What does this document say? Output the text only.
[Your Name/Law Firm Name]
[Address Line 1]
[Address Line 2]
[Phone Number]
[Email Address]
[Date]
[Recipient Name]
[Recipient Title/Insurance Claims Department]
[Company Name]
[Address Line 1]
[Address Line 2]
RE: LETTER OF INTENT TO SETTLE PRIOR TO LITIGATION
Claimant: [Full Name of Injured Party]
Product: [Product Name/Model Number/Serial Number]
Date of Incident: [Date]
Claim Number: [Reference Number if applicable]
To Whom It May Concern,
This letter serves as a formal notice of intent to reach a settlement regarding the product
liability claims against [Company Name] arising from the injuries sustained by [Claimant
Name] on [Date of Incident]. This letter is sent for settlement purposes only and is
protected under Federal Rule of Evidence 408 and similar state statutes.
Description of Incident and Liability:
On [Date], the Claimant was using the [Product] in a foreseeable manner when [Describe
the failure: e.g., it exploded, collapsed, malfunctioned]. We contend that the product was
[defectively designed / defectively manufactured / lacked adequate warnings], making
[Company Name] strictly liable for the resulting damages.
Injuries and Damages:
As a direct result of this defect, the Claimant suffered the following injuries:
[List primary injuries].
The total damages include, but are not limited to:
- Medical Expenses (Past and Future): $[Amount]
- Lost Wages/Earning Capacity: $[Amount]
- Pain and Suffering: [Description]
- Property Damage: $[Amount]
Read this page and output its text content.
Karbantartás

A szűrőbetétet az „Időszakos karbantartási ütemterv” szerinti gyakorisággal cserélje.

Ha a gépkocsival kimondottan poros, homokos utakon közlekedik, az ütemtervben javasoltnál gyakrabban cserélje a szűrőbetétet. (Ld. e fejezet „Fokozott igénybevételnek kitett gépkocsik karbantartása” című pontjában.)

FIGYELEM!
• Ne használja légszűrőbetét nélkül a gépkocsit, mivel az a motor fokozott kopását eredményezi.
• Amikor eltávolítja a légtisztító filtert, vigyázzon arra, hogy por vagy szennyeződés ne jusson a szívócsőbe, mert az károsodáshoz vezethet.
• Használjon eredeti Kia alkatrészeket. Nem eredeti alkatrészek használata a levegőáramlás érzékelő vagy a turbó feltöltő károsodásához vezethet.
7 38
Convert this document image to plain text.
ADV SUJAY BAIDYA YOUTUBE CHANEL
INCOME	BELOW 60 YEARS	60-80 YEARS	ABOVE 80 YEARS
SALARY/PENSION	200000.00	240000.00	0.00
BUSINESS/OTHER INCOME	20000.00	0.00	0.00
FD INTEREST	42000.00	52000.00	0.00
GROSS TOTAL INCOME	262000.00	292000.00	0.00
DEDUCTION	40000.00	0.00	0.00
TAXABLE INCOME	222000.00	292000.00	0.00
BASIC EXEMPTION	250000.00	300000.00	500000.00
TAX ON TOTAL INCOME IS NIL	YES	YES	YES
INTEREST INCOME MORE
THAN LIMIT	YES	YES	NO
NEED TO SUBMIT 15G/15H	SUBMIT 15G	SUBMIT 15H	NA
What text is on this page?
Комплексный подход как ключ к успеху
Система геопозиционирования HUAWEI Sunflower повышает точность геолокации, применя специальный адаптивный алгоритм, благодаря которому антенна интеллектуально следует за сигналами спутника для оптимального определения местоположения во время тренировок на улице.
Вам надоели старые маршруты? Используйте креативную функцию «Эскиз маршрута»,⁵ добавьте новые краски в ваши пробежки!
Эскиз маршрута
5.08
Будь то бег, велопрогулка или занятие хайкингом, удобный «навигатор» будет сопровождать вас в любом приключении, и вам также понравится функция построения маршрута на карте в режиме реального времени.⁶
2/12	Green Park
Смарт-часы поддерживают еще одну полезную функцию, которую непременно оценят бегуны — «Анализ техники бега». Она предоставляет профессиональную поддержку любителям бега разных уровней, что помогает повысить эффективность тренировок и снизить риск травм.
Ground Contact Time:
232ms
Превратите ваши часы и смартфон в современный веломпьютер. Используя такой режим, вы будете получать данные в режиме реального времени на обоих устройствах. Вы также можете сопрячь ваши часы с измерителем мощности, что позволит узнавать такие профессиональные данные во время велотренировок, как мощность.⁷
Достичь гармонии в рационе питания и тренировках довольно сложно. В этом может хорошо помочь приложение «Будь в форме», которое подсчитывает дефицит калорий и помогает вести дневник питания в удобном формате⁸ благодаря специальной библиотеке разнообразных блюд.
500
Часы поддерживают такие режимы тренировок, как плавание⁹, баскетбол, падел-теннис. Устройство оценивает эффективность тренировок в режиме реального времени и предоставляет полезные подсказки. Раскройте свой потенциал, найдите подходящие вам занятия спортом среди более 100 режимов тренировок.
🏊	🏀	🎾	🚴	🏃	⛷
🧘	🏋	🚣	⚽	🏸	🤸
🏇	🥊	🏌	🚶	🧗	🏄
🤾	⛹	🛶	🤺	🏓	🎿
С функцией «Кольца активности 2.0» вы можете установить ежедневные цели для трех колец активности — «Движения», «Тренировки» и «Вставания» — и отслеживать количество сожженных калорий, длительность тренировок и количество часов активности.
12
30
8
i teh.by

> [Objective] In the entries above, find every line holding the word "page" and copy it out.

> [Expected answer]
Read this page and output its text content.
What text is on this page?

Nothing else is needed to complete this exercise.